(A run of records)
######

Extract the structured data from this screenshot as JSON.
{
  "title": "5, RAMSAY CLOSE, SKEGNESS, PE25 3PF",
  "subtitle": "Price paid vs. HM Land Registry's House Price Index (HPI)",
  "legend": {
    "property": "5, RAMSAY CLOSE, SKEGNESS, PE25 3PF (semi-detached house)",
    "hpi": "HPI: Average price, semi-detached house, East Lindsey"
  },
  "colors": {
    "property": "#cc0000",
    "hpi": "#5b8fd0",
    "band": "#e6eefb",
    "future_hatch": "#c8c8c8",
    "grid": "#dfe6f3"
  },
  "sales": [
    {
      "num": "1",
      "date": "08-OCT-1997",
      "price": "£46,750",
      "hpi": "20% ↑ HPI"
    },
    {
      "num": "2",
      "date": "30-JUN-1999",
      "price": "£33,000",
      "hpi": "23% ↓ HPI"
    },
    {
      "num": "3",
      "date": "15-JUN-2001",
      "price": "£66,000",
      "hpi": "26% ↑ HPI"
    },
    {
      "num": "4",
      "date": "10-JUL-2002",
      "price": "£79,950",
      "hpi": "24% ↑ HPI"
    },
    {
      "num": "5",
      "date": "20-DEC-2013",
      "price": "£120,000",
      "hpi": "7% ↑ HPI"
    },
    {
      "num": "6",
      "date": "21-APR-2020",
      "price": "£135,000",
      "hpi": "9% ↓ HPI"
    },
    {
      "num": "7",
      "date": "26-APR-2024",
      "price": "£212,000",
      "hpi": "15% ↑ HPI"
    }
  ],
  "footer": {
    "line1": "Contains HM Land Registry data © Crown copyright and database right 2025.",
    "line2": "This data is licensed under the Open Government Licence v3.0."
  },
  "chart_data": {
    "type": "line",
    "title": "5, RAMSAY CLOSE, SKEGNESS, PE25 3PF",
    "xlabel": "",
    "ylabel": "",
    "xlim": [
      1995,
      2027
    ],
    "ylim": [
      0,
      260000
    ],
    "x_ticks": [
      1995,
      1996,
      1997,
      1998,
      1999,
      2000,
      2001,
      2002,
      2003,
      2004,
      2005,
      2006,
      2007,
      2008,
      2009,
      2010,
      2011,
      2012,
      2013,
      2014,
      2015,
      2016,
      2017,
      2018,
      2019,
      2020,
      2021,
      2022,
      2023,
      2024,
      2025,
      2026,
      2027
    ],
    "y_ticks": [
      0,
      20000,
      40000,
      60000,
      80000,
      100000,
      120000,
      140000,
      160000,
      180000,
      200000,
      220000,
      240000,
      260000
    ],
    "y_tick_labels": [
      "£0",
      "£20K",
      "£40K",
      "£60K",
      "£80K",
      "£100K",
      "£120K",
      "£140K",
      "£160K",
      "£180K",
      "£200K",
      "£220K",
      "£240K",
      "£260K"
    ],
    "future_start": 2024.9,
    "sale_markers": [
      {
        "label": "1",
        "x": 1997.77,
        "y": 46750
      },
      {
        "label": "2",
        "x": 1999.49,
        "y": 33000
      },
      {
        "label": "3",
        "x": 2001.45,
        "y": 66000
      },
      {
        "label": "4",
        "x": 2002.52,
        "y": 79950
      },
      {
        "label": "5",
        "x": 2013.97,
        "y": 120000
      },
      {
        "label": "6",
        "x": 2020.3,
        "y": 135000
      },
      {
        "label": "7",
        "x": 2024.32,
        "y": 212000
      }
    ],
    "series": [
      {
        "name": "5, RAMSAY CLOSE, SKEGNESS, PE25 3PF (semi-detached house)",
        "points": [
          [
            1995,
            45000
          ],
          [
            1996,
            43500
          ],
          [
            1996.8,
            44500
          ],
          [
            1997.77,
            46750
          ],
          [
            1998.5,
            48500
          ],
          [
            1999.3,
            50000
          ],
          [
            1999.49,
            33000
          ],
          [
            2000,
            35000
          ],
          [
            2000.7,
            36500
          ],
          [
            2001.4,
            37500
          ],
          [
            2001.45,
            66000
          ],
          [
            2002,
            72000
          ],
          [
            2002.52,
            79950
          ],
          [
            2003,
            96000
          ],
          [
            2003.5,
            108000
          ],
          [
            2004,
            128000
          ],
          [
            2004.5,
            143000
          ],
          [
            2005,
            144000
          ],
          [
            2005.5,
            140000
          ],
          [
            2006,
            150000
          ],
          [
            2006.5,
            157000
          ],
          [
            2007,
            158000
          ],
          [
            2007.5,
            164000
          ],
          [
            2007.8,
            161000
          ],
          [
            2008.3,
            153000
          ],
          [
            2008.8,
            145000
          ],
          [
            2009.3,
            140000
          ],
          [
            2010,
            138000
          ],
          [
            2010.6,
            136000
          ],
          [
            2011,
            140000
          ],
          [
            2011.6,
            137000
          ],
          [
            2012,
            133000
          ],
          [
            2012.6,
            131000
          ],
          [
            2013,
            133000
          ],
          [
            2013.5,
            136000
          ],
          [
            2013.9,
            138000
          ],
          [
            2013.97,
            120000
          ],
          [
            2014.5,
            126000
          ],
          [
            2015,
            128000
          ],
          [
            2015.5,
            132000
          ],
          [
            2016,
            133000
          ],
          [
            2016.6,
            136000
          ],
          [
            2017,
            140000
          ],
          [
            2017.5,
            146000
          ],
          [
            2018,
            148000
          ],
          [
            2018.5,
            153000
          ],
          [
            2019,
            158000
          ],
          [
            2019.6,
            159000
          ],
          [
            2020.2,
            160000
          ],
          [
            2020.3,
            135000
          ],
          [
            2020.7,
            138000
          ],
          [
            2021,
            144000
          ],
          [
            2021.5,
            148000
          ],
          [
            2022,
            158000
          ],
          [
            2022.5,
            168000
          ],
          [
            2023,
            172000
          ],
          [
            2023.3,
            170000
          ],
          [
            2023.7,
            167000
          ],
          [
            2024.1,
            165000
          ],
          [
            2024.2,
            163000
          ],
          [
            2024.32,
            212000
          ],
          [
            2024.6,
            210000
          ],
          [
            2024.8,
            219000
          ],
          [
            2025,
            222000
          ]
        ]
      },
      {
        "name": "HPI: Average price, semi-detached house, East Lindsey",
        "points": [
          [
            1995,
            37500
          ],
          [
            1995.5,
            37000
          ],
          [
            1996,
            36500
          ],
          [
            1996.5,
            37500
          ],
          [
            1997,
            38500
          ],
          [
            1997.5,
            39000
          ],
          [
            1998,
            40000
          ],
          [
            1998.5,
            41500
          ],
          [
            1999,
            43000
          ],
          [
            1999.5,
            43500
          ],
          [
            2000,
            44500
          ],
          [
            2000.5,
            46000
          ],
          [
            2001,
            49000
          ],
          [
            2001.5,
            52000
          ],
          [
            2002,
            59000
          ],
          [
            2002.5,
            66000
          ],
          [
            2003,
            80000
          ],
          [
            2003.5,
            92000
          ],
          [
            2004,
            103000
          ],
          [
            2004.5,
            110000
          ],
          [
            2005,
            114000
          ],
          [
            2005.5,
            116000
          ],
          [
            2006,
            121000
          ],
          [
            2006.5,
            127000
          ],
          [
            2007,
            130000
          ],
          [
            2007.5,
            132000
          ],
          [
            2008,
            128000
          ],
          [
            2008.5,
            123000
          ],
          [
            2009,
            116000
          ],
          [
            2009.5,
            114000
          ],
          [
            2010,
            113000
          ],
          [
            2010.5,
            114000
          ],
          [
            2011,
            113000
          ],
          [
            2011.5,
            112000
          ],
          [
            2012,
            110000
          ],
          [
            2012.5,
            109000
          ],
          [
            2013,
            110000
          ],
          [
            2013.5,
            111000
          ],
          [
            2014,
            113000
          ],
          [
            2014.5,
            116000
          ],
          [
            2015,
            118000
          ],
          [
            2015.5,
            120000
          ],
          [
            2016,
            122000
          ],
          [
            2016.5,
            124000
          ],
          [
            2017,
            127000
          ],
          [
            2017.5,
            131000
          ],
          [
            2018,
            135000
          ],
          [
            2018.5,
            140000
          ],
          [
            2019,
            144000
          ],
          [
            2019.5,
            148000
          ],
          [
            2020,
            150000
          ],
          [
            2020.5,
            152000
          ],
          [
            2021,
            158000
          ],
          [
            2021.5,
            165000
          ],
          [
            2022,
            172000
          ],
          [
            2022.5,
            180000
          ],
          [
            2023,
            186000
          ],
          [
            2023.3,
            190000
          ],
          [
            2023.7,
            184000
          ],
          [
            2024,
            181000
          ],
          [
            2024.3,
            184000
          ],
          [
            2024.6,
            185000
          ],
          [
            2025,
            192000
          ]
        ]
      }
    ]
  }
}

######

In the records above, find the lines containing "Lindsey" and copy them.

    "hpi": "HPI: Average price, semi-detached house, East Lindsey"
        "name": "HPI: Average price, semi-detached house, East Lindsey",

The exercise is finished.